Records:
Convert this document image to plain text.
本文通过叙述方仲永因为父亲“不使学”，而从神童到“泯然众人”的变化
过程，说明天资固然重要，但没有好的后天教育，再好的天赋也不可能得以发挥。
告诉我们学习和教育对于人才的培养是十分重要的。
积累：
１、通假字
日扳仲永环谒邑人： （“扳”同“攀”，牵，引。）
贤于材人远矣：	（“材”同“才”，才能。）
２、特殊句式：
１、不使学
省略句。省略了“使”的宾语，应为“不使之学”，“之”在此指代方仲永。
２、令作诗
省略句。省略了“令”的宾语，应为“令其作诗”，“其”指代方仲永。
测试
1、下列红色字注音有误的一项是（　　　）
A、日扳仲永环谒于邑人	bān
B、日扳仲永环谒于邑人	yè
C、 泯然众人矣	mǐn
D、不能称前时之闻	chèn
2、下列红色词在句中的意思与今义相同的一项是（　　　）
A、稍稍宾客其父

Your task: Reproduce the material above, every line of it, exactly.

The answer:
Convert this document image to plain text.
本文通过叙述方仲永因为父亲“不使学”，而从神童到“泯然众人”的变化
过程，说明天资固然重要，但没有好的后天教育，再好的天赋也不可能得以发挥。
告诉我们学习和教育对于人才的培养是十分重要的。
积累：
１、通假字
日扳仲永环谒邑人： （“扳”同“攀”，牵，引。）
贤于材人远矣：	（“材”同“才”，才能。）
２、特殊句式：
１、不使学
省略句。省略了“使”的宾语，应为“不使之学”，“之”在此指代方仲永。
２、令作诗
省略句。省略了“令”的宾语，应为“令其作诗”，“其”指代方仲永。
测试
1、下列红色字注音有误的一项是（　　　）
A、日扳仲永环谒于邑人	bān
B、日扳仲永环谒于邑人	yè
C、 泯然众人矣	mǐn
D、不能称前时之闻	chèn
2、下列红色词在句中的意思与今义相同的一项是（　　　）
A、稍稍宾客其父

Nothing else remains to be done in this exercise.